── Dataset records ──

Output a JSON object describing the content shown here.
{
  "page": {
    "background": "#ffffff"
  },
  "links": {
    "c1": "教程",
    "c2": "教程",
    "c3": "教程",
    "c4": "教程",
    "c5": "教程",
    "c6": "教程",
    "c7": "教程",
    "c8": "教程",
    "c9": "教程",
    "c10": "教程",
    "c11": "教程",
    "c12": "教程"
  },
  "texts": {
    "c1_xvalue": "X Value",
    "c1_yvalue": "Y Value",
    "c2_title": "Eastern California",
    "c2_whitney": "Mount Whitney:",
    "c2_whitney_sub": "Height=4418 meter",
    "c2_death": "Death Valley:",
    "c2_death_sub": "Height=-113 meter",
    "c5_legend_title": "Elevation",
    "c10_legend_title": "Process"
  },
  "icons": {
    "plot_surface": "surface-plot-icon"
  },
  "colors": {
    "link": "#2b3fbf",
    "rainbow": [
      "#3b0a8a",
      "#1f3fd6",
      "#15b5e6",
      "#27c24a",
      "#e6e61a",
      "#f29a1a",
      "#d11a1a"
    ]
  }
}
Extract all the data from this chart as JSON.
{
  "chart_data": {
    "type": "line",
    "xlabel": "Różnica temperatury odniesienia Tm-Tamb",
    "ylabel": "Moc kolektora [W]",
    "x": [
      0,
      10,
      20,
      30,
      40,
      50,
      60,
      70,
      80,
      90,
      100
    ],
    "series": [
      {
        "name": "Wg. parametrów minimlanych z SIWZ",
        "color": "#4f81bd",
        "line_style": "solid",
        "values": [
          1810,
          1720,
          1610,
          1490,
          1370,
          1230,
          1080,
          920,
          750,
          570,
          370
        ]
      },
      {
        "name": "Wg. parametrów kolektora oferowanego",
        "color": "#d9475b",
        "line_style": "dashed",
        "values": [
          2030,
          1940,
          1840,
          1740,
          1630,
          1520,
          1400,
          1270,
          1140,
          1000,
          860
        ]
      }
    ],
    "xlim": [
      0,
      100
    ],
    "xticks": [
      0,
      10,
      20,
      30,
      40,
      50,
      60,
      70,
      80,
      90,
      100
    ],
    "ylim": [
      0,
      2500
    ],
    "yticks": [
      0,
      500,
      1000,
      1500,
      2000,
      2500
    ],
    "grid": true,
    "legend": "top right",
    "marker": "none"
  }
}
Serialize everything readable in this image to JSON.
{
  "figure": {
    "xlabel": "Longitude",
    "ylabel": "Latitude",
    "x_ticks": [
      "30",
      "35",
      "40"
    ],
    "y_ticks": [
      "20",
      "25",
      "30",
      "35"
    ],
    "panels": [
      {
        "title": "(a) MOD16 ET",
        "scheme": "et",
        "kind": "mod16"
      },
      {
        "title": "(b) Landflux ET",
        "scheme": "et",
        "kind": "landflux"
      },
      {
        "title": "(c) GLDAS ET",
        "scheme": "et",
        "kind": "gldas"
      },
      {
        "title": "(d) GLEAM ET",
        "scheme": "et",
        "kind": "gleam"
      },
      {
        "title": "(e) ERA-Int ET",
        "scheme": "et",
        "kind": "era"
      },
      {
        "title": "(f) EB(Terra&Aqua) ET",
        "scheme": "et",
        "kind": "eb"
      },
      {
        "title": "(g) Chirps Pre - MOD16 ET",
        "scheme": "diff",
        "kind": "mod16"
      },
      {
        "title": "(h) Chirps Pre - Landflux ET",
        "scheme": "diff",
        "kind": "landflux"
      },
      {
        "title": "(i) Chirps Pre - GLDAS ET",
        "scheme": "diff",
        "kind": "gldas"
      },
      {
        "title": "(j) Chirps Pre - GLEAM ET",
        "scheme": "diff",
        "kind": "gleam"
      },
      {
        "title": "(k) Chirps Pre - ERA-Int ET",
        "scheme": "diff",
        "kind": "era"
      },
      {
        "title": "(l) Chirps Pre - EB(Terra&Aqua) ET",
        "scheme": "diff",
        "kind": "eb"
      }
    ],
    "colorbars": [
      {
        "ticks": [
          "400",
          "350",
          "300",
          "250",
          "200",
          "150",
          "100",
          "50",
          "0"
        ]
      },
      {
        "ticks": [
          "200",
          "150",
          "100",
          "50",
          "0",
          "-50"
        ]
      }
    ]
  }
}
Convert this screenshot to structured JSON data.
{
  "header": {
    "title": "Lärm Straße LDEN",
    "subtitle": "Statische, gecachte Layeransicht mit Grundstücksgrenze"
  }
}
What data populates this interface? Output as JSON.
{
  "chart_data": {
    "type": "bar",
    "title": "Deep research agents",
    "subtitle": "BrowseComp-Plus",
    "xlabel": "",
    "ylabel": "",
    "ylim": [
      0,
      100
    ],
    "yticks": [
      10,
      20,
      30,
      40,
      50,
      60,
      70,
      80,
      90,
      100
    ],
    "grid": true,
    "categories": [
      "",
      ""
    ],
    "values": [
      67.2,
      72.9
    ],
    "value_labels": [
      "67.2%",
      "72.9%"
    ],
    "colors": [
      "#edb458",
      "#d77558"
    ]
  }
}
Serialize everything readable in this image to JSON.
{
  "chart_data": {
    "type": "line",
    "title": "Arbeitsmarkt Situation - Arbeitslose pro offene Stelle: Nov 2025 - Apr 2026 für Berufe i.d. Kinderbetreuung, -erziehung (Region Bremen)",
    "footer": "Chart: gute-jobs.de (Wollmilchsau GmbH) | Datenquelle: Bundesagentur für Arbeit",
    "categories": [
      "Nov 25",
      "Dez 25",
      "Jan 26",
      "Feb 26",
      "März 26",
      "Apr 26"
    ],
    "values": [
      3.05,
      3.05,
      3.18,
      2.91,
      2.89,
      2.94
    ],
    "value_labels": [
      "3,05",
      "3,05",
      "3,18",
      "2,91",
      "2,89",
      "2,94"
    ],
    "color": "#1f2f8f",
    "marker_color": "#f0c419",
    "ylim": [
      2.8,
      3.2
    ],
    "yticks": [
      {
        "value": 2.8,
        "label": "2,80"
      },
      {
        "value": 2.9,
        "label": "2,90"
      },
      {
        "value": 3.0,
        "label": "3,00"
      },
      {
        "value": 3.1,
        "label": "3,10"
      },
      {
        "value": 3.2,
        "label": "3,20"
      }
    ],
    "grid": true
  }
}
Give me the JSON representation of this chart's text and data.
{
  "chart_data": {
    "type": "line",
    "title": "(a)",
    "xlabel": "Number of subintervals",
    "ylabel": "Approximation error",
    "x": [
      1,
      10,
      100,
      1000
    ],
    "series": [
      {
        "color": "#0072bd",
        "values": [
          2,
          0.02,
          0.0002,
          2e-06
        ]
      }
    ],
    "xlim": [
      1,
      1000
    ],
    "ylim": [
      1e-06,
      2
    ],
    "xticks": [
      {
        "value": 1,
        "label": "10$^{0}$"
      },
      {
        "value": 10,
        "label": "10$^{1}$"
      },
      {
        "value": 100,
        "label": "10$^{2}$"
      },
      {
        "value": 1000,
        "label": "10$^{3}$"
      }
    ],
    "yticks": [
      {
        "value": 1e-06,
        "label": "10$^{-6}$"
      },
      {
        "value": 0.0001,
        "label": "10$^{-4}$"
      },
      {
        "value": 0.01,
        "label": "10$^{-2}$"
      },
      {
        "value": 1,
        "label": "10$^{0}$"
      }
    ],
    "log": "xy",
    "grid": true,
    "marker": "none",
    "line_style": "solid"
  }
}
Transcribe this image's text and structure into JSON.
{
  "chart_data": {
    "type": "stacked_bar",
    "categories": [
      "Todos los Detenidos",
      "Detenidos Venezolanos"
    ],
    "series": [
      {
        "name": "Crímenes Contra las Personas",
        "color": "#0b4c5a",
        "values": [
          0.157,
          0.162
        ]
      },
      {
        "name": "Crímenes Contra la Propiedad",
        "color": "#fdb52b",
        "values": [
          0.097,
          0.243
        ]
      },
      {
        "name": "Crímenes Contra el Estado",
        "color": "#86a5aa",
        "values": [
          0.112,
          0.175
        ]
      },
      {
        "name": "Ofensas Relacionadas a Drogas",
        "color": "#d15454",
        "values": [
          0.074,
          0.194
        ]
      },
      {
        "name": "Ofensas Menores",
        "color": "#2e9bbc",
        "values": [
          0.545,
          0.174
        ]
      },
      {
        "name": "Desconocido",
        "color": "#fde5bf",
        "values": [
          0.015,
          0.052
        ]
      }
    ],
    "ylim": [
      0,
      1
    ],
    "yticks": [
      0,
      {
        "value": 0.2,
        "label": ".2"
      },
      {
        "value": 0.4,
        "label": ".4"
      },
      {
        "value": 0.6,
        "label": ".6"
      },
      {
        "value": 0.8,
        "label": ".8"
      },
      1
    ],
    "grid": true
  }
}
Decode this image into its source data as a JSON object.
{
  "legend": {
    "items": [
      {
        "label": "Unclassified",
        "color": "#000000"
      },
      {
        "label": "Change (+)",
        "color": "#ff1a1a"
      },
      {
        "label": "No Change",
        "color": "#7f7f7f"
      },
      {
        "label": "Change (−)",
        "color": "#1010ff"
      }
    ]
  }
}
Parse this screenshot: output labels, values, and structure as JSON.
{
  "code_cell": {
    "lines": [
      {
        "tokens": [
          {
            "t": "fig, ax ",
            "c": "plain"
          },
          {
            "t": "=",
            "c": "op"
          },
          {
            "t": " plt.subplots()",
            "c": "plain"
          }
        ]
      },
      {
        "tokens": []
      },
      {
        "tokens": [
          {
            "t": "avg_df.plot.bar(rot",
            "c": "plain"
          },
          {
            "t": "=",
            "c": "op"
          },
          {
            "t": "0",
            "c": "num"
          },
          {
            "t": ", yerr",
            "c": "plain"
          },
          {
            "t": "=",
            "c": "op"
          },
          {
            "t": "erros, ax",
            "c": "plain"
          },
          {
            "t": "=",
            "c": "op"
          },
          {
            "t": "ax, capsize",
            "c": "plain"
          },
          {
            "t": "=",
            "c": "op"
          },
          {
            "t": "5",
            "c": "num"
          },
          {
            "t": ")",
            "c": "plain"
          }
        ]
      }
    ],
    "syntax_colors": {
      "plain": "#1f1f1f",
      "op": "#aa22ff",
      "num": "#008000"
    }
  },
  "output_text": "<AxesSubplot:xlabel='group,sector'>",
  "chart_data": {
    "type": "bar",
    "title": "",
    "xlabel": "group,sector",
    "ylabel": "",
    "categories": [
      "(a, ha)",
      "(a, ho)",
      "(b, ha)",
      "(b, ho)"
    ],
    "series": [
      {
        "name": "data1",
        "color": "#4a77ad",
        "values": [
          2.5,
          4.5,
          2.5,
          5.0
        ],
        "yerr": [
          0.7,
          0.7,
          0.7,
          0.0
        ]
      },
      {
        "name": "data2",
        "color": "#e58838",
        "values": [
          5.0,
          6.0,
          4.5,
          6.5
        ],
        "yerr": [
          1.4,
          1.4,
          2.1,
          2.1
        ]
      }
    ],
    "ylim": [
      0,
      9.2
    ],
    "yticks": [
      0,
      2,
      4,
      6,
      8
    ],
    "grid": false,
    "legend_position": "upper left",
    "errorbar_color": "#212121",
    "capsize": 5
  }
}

───

## Request
Your answer should be a single number: the count of lines in the material above that contain "meter".

## Response to this exercise
2